▼
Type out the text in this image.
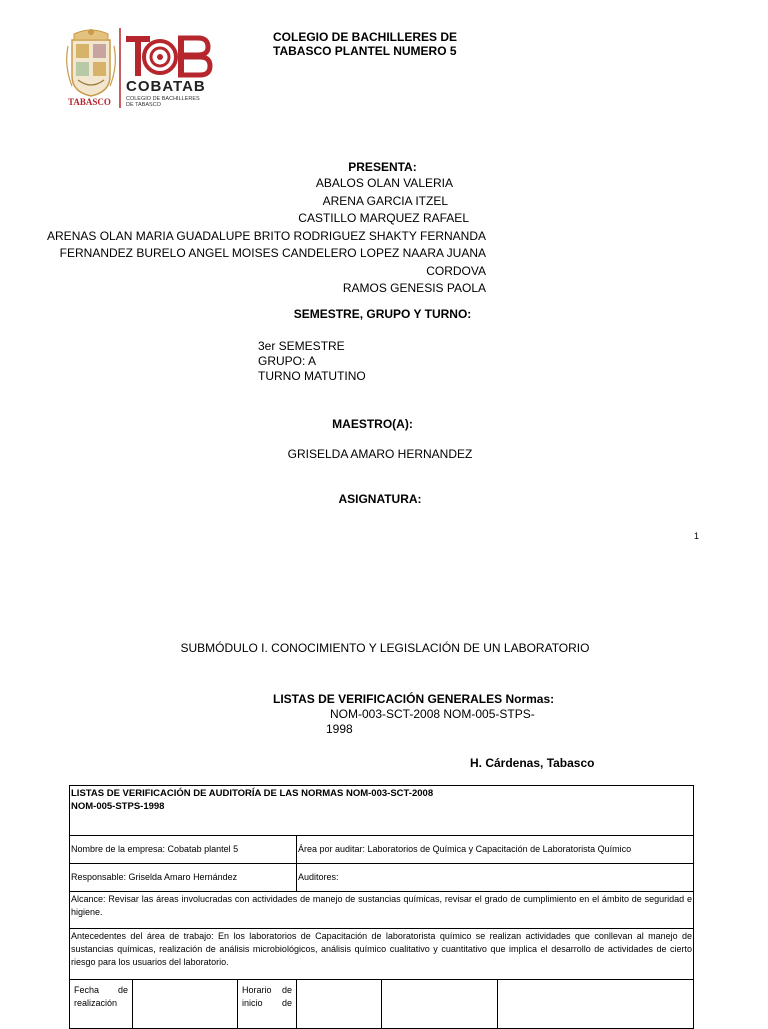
TABASCO
COBATAB
COLEGIO DE BACHILLERES
DE TABASCO
COLEGIO DE BACHILLERES DE
TABASCO PLANTEL NUMERO 5
PRESENTA:
ABALOS OLAN VALERIA
ARENA GARCIA ITZEL
CASTILLO MARQUEZ RAFAEL
ARENAS OLAN MARIA GUADALUPE BRITO RODRIGUEZ SHAKTY FERNANDA
FERNANDEZ BURELO ANGEL MOISES CANDELERO LOPEZ NAARA JUANA CORDOVA
RAMOS GENESIS PAOLA
SEMESTRE, GRUPO Y TURNO:
3er SEMESTRE
GRUPO: A
TURNO MATUTINO
MAESTRO(A):
GRISELDA AMARO HERNANDEZ
ASIGNATURA:
1
SUBMÓDULO I. CONOCIMIENTO Y LEGISLACIÓN DE UN LABORATORIO
LISTAS DE VERIFICACIÓN GENERALES Normas:
NOM-003-SCT-2008 NOM-005-STPS-
1998
H. Cárdenas, Tabasco
LISTAS DE VERIFICACIÓN DE AUDITORÍA DE LAS NORMAS NOM-003-SCT-2008
NOM-005-STPS-1998					

Nombre de la empresa: Cobatab plantel 5			Área por auditar: Laboratorios de Química y Capacitación de Laboratorista Químico		
Responsable: Griselda Amaro Hernández			Auditores:		
Alcance: Revisar las áreas involucradas con actividades de manejo de sustancias químicas, revisar el grado de cumplimiento en el ámbito de seguridad e higiene.					
Antecedentes del área de trabajo: En los laboratorios de Capacitación de laboratorista químico se realizan actividades que conllevan al manejo de sustancias químicas, realización de análisis microbiológicos, análisis químico cualitativo y cuantitativo que implica el desarrollo de actividades de cierto riesgo para los usuarios del laboratorio.					
Fecha de realización		Horario de inicio de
▲
Work task:
An answer is complete only when it holds every line above containing the string "COLEGIO".

Solution for this problem:
COLEGIO DE BACHILLERES
COLEGIO DE BACHILLERES DE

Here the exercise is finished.